Work to do:
a) Translate this sentence from the Nathan Pretty biography into French: "He first rose to prominence racing AUSCAR Superspeedway sedans (a Holden Commodore), becoming rookie of the year in his initial season in 1994."
b) Carry on the Nathan Pretty biography below, picking up after its final sentence.

Article:

__________

Nathan Pretty (born 7 July 1973) is an Australian racecar driver.

Career
He first rose to prominence racing AUSCAR Superspeedway sedans (a Holden Commodore), becoming rookie of the year in his initial season in 1994. His family based race team built a V8 Supercar Commodore in 1998 racing with his sister Nicole at the 1998 FAI 1000. After racing as a privateer Pretty increasing gained more prestigious drives with other V8 Supercar teams and was a favourite of the factory supported teams, Holden Racing Team and K-mart Racing Team.

__________

Records supplied:
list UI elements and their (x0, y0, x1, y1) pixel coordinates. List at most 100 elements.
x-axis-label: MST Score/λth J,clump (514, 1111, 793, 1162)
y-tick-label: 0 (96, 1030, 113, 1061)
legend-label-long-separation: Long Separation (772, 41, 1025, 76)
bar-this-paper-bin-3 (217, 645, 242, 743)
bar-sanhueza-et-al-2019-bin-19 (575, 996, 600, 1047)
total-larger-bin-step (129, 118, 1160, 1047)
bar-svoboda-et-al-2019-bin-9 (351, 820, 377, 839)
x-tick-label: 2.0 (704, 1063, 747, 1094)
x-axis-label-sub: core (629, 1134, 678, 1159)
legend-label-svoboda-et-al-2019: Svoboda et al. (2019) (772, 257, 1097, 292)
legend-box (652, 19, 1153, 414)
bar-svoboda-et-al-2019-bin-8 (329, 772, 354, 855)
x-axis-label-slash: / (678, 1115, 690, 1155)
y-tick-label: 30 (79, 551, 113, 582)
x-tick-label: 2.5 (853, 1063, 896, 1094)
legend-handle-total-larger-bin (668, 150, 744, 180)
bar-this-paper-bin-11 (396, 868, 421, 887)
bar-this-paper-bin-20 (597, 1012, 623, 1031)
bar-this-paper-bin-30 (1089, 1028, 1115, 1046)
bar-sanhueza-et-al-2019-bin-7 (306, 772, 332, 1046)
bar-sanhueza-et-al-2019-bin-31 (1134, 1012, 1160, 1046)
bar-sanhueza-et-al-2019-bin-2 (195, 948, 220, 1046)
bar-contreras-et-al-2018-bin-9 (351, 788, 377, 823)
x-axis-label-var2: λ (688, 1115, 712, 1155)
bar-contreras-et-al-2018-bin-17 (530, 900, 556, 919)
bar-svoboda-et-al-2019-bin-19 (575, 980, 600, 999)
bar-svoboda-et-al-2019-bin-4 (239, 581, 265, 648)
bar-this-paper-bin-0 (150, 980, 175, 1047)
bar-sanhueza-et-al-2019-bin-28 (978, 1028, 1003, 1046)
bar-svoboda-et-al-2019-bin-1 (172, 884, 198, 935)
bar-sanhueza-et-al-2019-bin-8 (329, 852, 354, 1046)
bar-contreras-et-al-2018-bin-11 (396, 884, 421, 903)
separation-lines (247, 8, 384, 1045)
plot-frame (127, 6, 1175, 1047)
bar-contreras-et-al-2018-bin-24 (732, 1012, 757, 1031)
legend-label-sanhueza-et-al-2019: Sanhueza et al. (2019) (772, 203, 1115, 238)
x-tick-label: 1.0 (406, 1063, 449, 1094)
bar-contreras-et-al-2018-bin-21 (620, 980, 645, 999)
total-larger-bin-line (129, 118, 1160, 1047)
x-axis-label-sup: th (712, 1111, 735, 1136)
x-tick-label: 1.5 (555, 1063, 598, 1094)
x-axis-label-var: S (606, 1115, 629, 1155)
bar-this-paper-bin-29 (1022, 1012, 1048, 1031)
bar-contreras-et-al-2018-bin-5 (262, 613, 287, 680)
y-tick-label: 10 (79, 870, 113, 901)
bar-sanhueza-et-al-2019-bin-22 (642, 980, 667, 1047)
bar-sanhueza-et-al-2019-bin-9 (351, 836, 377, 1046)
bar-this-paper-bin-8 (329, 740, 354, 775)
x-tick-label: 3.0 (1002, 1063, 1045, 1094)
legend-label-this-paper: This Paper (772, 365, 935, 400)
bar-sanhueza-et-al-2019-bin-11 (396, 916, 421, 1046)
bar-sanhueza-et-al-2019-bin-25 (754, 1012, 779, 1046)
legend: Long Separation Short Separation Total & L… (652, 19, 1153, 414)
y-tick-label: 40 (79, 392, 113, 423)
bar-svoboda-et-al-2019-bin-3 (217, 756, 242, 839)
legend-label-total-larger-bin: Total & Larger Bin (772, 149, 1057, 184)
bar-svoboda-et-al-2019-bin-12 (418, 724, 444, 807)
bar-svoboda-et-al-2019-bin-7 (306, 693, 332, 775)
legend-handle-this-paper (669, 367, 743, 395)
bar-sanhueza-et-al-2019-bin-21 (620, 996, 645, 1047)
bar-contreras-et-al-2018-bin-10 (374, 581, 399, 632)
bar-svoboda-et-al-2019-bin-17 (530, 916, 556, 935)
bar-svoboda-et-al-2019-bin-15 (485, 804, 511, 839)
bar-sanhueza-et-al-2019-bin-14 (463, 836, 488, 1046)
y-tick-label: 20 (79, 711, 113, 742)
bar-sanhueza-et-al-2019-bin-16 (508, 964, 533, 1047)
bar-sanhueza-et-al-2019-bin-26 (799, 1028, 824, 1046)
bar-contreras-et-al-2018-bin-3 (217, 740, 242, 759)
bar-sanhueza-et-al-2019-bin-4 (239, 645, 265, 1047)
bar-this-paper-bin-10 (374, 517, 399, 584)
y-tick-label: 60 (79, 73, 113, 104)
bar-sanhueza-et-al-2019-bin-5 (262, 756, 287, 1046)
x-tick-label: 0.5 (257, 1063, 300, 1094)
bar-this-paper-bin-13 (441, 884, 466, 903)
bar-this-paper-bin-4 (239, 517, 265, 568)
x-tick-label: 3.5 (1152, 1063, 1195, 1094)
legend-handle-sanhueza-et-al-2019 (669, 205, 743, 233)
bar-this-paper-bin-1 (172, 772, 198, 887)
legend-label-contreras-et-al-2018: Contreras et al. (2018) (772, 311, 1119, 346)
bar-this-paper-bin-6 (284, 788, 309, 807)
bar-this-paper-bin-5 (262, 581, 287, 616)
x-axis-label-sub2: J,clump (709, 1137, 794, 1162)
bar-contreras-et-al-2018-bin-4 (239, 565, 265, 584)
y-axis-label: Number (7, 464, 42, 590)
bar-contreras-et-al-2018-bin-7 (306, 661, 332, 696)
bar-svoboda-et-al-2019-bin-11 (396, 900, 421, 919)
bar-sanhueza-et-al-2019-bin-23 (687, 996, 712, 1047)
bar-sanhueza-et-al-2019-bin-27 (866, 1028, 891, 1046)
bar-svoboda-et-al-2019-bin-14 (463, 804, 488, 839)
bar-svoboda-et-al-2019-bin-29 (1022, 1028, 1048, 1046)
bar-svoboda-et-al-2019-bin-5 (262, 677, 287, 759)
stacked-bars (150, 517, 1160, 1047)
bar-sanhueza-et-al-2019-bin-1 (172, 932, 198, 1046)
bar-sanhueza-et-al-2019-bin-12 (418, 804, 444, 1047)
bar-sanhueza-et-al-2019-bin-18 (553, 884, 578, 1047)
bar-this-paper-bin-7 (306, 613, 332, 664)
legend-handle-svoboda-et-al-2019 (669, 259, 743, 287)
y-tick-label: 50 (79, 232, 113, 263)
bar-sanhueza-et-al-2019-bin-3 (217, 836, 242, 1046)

__________

Answer set:
a) Il s'est d'abord fait connaître en pilotant des berlines AUSCAR Superspeedway (une Holden Commodore), devenant recrue de l'année lors de sa première saison en 1994.

b)
Pretty was part of the Garry Rogers Motorsport team that won the 2002 Bathurst 24 Hour driving alongside regular GRM driver Garth Tander, Steven Richards and Cameron McConville driving the controversial #427, 7.0 litre Holden Monaro 427C. Out of that win Pretty gained a full-time drive in 2003 in the 24 Hour winning Monaro in the Australian Nations Cup Championship. Pretty finished 3rd in the 2003 Australian Nations Cup Championship which included round wins at Symmons Plains Raceway in Tasmania and a surprise win at the tight Winton Motor Raceway in rural Victoria. In the 2003 championship he was joined as a team mate by legendary racer Peter Brock who was making a full-time comeback to racing after having initially retired at the end of 1997. Following the championship, Pretty and his 2002 co-drivers went on to finish 2nd in the 2003 Bathurst 24 Hour race, finishing less than a second behind their team mates Brock, Greg Murphy, Jason Bright and Todd Kelly in the second team Monaro.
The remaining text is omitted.